> Entries from a dataset
•••
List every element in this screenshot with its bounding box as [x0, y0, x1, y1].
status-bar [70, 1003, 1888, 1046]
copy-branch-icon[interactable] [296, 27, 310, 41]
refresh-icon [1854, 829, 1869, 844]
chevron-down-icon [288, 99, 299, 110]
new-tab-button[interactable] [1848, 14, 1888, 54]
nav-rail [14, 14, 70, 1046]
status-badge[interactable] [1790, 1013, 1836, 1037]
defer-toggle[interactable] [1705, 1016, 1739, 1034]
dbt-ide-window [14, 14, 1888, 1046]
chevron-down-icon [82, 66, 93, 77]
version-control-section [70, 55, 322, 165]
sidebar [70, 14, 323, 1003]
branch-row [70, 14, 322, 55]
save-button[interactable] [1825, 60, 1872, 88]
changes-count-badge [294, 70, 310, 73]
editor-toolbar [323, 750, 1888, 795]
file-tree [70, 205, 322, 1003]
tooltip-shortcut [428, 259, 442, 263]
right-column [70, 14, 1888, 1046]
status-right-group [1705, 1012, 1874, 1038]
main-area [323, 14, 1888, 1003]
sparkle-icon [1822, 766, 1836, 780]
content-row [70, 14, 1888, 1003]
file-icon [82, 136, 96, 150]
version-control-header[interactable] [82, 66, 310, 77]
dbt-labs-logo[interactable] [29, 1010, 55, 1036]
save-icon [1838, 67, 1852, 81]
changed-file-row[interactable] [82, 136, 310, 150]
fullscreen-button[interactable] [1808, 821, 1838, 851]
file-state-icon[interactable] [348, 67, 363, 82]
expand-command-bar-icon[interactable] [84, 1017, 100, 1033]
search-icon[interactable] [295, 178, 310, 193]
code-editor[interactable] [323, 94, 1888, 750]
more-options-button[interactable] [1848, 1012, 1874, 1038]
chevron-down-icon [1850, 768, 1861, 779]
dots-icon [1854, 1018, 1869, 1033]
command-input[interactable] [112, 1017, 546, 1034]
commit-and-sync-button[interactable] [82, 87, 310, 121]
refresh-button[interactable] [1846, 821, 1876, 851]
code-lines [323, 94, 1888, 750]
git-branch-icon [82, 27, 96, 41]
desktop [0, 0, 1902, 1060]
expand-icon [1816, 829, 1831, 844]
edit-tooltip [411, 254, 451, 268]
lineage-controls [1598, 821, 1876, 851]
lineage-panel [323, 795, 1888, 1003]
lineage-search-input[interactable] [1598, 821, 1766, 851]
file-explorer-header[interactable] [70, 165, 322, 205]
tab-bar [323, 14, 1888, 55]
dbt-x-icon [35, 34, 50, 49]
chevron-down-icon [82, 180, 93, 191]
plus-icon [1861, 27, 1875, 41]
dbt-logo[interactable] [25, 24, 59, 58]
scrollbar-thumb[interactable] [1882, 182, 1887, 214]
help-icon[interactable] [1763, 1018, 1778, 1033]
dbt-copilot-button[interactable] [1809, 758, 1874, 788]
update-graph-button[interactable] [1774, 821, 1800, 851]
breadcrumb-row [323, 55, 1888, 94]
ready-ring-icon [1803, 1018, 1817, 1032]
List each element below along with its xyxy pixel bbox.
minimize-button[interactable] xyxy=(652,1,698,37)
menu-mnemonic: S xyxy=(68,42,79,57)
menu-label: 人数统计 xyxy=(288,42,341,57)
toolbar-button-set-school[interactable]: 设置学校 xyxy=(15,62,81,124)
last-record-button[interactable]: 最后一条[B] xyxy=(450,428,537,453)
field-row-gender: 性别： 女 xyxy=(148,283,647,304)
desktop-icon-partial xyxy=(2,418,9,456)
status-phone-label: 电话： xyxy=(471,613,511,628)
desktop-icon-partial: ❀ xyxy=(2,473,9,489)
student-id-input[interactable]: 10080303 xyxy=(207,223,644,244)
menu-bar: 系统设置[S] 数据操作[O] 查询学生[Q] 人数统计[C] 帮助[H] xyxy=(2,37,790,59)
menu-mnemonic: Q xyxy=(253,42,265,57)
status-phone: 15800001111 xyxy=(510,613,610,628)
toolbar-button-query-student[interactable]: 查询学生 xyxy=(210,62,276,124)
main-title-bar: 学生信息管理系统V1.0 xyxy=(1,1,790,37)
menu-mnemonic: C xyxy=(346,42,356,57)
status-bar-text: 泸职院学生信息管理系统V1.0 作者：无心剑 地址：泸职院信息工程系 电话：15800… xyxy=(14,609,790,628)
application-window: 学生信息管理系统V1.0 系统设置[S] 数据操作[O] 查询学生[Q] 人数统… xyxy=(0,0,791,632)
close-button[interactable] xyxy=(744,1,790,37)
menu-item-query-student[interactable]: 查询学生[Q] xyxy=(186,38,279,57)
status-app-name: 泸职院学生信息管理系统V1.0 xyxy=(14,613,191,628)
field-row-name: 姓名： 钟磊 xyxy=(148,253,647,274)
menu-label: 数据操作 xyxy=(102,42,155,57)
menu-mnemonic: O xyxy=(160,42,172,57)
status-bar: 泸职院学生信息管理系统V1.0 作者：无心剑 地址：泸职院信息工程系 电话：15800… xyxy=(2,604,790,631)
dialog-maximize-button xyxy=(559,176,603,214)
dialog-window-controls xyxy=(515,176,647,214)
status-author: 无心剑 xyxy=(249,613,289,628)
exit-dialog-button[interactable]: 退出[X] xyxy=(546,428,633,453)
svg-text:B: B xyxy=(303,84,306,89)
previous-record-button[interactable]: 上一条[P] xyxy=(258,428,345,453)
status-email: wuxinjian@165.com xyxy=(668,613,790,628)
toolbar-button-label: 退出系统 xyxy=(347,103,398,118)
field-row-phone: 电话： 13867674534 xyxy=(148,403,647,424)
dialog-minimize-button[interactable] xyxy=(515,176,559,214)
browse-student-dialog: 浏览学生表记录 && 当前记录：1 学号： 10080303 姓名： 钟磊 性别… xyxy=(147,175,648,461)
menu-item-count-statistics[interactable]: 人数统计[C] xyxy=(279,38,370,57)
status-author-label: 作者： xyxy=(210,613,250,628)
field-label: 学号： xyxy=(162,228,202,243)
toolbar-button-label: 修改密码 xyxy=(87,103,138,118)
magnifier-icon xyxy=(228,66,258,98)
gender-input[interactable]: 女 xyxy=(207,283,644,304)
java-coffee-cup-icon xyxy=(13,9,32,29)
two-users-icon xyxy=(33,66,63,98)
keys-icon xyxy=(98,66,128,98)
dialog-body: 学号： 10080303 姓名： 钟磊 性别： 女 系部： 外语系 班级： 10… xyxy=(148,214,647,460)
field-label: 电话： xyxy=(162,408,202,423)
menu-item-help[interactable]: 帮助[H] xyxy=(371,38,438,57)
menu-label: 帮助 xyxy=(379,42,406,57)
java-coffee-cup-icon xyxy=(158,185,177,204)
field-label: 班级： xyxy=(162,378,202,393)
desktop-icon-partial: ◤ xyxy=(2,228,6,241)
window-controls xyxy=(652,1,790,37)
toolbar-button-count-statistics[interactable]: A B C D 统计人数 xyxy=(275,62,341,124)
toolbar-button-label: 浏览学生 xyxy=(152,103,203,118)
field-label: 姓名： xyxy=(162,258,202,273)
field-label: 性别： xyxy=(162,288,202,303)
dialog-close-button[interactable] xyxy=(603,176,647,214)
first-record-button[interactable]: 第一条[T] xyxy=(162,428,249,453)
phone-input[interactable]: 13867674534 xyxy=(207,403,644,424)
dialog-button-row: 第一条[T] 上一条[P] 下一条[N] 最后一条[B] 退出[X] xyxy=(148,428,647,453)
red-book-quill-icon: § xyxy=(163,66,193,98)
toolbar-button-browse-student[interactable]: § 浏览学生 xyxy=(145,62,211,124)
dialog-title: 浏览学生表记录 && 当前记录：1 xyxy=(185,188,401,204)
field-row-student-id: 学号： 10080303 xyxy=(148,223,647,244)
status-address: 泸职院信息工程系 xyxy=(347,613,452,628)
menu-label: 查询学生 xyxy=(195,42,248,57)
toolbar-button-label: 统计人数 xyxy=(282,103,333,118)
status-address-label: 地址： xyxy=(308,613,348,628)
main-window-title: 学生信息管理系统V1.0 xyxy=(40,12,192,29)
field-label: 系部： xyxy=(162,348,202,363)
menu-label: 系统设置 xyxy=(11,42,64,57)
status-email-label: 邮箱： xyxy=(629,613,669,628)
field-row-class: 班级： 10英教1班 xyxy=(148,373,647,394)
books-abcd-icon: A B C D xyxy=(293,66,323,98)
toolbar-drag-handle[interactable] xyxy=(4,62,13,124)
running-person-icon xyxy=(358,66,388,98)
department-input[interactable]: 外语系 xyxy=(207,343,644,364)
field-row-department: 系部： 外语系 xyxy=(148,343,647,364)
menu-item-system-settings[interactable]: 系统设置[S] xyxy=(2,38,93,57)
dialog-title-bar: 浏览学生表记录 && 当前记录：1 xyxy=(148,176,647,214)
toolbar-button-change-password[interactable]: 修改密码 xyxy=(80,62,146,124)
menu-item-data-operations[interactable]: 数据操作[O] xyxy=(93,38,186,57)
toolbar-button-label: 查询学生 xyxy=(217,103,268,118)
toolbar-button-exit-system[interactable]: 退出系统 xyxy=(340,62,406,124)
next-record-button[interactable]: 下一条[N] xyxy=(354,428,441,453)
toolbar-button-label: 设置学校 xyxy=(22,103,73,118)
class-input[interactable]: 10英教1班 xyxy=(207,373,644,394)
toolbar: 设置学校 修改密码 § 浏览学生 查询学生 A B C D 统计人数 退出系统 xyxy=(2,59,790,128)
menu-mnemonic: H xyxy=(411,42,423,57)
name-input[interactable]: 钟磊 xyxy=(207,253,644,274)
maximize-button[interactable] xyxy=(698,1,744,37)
•••
Quote the entries starting at the beginning and ending at the line containing "dots-icon [1854, 1018, 1869, 1033]", with both ends included.

List every element in this screenshot with its bounding box as [x0, y0, x1, y1].
status-bar [70, 1003, 1888, 1046]
copy-branch-icon[interactable] [296, 27, 310, 41]
refresh-icon [1854, 829, 1869, 844]
chevron-down-icon [288, 99, 299, 110]
new-tab-button[interactable] [1848, 14, 1888, 54]
nav-rail [14, 14, 70, 1046]
status-badge[interactable] [1790, 1013, 1836, 1037]
defer-toggle[interactable] [1705, 1016, 1739, 1034]
dbt-ide-window [14, 14, 1888, 1046]
chevron-down-icon [82, 66, 93, 77]
version-control-section [70, 55, 322, 165]
sidebar [70, 14, 323, 1003]
branch-row [70, 14, 322, 55]
save-button[interactable] [1825, 60, 1872, 88]
changes-count-badge [294, 70, 310, 73]
editor-toolbar [323, 750, 1888, 795]
file-tree [70, 205, 322, 1003]
tooltip-shortcut [428, 259, 442, 263]
right-column [70, 14, 1888, 1046]
status-right-group [1705, 1012, 1874, 1038]
main-area [323, 14, 1888, 1003]
sparkle-icon [1822, 766, 1836, 780]
content-row [70, 14, 1888, 1003]
file-icon [82, 136, 96, 150]
version-control-header[interactable] [82, 66, 310, 77]
dbt-labs-logo[interactable] [29, 1010, 55, 1036]
save-icon [1838, 67, 1852, 81]
changed-file-row[interactable] [82, 136, 310, 150]
fullscreen-button[interactable] [1808, 821, 1838, 851]
file-state-icon[interactable] [348, 67, 363, 82]
expand-command-bar-icon[interactable] [84, 1017, 100, 1033]
search-icon[interactable] [295, 178, 310, 193]
code-editor[interactable] [323, 94, 1888, 750]
more-options-button[interactable] [1848, 1012, 1874, 1038]
chevron-down-icon [1850, 768, 1861, 779]
dots-icon [1854, 1018, 1869, 1033]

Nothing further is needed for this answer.